── Dataset

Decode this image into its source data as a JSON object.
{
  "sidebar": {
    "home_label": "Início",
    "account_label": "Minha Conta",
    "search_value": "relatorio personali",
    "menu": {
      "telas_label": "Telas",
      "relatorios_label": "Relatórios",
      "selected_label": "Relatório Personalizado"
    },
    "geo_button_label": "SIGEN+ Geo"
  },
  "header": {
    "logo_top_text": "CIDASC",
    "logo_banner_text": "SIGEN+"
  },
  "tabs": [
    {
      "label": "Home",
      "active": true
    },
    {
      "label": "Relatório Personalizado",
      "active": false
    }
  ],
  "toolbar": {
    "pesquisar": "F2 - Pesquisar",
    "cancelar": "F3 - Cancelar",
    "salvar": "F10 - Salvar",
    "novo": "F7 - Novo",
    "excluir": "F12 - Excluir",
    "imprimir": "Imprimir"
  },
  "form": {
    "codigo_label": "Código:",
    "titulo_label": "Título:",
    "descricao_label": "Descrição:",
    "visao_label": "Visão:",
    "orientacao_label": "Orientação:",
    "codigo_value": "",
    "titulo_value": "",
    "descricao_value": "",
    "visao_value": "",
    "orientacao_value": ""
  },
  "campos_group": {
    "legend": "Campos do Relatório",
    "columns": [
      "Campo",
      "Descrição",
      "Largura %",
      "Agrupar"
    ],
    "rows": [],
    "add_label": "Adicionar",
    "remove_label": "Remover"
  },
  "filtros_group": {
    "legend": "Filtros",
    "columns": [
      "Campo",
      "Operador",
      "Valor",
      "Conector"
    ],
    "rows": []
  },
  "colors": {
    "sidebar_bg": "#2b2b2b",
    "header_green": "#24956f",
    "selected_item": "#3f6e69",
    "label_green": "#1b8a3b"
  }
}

────

Go through the records and print each one exactly.

Decode this image into its source data as a JSON object.
{
  "sidebar": {
    "home_label": "Início",
    "account_label": "Minha Conta",
    "search_value": "relatorio personali",
    "menu": {
      "telas_label": "Telas",
      "relatorios_label": "Relatórios",
      "selected_label": "Relatório Personalizado"
    },
    "geo_button_label": "SIGEN+ Geo"
  },
  "header": {
    "logo_top_text": "CIDASC",
    "logo_banner_text": "SIGEN+"
  },
  "tabs": [
    {
      "label": "Home",
      "active": true
    },
    {
      "label": "Relatório Personalizado",
      "active": false
    }
  ],
  "toolbar": {
    "pesquisar": "F2 - Pesquisar",
    "cancelar": "F3 - Cancelar",
    "salvar": "F10 - Salvar",
    "novo": "F7 - Novo",
    "excluir": "F12 - Excluir",
    "imprimir": "Imprimir"
  },
  "form": {
    "codigo_label": "Código:",
    "titulo_label": "Título:",
    "descricao_label": "Descrição:",
    "visao_label": "Visão:",
    "orientacao_label": "Orientação:",
    "codigo_value": "",
    "titulo_value": "",
    "descricao_value": "",
    "visao_value": "",
    "orientacao_value": ""
  },
  "campos_group": {
    "legend": "Campos do Relatório",
    "columns": [
      "Campo",
      "Descrição",
      "Largura %",
      "Agrupar"
    ],
    "rows": [],
    "add_label": "Adicionar",
    "remove_label": "Remover"
  },
  "filtros_group": {
    "legend": "Filtros",
    "columns": [
      "Campo",
      "Operador",
      "Valor",
      "Conector"
    ],
    "rows": []
  },
  "colors": {
    "sidebar_bg": "#2b2b2b",
    "header_green": "#24956f",
    "selected_item": "#3f6e69",
    "label_green": "#1b8a3b"
  }
}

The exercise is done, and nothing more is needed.